## [To be done]
Type every record exactly as it appears.

## [Listed entries]
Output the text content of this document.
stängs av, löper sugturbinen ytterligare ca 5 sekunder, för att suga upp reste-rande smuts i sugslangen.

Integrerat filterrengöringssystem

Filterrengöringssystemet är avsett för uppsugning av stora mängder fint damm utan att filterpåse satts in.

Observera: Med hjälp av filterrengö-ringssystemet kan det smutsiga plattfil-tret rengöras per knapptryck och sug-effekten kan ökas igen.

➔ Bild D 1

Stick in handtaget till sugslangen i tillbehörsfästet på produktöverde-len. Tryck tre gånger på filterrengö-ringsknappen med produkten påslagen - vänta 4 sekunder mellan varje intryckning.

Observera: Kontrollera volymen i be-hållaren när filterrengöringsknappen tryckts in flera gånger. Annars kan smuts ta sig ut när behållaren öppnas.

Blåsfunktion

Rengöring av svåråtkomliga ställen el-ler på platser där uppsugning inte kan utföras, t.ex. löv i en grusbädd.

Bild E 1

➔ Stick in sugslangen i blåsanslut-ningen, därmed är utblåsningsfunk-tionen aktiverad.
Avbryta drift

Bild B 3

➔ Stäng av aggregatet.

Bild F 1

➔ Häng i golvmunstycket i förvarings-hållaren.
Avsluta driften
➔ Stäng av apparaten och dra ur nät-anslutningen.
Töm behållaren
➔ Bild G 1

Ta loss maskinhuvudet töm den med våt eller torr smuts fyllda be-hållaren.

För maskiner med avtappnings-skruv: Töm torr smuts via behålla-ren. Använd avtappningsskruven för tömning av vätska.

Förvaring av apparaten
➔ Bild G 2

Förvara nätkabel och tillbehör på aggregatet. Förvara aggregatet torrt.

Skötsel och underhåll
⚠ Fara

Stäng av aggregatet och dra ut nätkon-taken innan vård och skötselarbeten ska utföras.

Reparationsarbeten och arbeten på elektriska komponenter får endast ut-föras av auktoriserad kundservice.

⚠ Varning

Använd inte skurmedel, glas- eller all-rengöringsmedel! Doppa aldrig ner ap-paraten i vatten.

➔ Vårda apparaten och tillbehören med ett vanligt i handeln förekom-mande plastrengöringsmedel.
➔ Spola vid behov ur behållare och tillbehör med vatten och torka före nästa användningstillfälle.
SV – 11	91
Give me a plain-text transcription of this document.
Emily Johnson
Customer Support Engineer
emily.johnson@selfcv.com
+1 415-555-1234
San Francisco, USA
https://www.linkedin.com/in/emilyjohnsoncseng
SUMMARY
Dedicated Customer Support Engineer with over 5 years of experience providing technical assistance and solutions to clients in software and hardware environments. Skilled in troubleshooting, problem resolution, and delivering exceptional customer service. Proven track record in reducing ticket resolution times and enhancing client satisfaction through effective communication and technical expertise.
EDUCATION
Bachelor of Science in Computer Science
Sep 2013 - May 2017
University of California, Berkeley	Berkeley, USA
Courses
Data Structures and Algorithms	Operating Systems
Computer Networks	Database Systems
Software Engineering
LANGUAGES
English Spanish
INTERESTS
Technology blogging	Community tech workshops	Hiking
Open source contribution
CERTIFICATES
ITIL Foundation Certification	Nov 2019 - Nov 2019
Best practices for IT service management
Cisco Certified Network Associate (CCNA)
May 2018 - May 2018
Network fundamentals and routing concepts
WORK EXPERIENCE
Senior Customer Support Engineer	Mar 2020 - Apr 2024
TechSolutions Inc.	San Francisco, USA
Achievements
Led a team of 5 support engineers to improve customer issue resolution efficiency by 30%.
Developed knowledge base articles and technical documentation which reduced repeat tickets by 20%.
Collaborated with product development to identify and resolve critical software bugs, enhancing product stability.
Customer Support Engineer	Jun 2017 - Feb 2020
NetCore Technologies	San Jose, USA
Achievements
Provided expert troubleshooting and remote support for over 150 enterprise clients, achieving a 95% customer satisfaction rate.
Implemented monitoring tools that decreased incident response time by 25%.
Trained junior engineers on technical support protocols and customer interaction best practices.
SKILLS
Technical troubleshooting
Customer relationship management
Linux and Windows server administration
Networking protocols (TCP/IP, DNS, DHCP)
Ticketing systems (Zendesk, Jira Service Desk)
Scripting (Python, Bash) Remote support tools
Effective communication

## [Result]
Output the text content of this document.
stängs av, löper sugturbinen ytterligare ca 5 sekunder, för att suga upp reste-rande smuts i sugslangen.

Integrerat filterrengöringssystem

Filterrengöringssystemet är avsett för uppsugning av stora mängder fint damm utan att filterpåse satts in.

Observera: Med hjälp av filterrengö-ringssystemet kan det smutsiga plattfil-tret rengöras per knapptryck och sug-effekten kan ökas igen.

➔ Bild D 1

Stick in handtaget till sugslangen i tillbehörsfästet på produktöverde-len. Tryck tre gånger på filterrengö-ringsknappen med produkten påslagen - vänta 4 sekunder mellan varje intryckning.

Observera: Kontrollera volymen i be-hållaren när filterrengöringsknappen tryckts in flera gånger. Annars kan smuts ta sig ut när behållaren öppnas.

Blåsfunktion

Rengöring av svåråtkomliga ställen el-ler på platser där uppsugning inte kan utföras, t.ex. löv i en grusbädd.

Bild E 1

➔ Stick in sugslangen i blåsanslut-ningen, därmed är utblåsningsfunk-tionen aktiverad.
Avbryta drift

Bild B 3

➔ Stäng av aggregatet.

Bild F 1

➔ Häng i golvmunstycket i förvarings-hållaren.
Avsluta driften
➔ Stäng av apparaten och dra ur nät-anslutningen.
Töm behållaren
➔ Bild G 1

Ta loss maskinhuvudet töm den med våt eller torr smuts fyllda be-hållaren.

För maskiner med avtappnings-skruv: Töm torr smuts via behålla-ren. Använd avtappningsskruven för tömning av vätska.

Förvaring av apparaten
➔ Bild G 2

Förvara nätkabel och tillbehör på aggregatet. Förvara aggregatet torrt.

Skötsel och underhåll
⚠ Fara

Stäng av aggregatet och dra ut nätkon-taken innan vård och skötselarbeten ska utföras.

Reparationsarbeten och arbeten på elektriska komponenter får endast ut-föras av auktoriserad kundservice.

⚠ Varning

Använd inte skurmedel, glas- eller all-rengöringsmedel! Doppa aldrig ner ap-paraten i vatten.

➔ Vårda apparaten och tillbehören med ett vanligt i handeln förekom-mande plastrengöringsmedel.
➔ Spola vid behov ur behållare och tillbehör med vatten och torka före nästa användningstillfälle.
SV – 11	91
Give me a plain-text transcription of this document.
Emily Johnson
Customer Support Engineer
emily.johnson@selfcv.com
+1 415-555-1234
San Francisco, USA
https://www.linkedin.com/in/emilyjohnsoncseng
SUMMARY
Dedicated Customer Support Engineer with over 5 years of experience providing technical assistance and solutions to clients in software and hardware environments. Skilled in troubleshooting, problem resolution, and delivering exceptional customer service. Proven track record in reducing ticket resolution times and enhancing client satisfaction through effective communication and technical expertise.
EDUCATION
Bachelor of Science in Computer Science
Sep 2013 - May 2017
University of California, Berkeley	Berkeley, USA
Courses
Data Structures and Algorithms	Operating Systems
Computer Networks	Database Systems
Software Engineering
LANGUAGES
English Spanish
INTERESTS
Technology blogging	Community tech workshops	Hiking
Open source contribution
CERTIFICATES
ITIL Foundation Certification	Nov 2019 - Nov 2019
Best practices for IT service management
Cisco Certified Network Associate (CCNA)
May 2018 - May 2018
Network fundamentals and routing concepts
WORK EXPERIENCE
Senior Customer Support Engineer	Mar 2020 - Apr 2024
TechSolutions Inc.	San Francisco, USA
Achievements
Led a team of 5 support engineers to improve customer issue resolution efficiency by 30%.
Developed knowledge base articles and technical documentation which reduced repeat tickets by 20%.
Collaborated with product development to identify and resolve critical software bugs, enhancing product stability.
Customer Support Engineer	Jun 2017 - Feb 2020
NetCore Technologies	San Jose, USA
Achievements
Provided expert troubleshooting and remote support for over 150 enterprise clients, achieving a 95% customer satisfaction rate.
Implemented monitoring tools that decreased incident response time by 25%.
Trained junior engineers on technical support protocols and customer interaction best practices.
SKILLS
Technical troubleshooting
Customer relationship management
Linux and Windows server administration
Networking protocols (TCP/IP, DNS, DHCP)
Ticketing systems (Zendesk, Jira Service Desk)
Scripting (Python, Bash) Remote support tools
Effective communication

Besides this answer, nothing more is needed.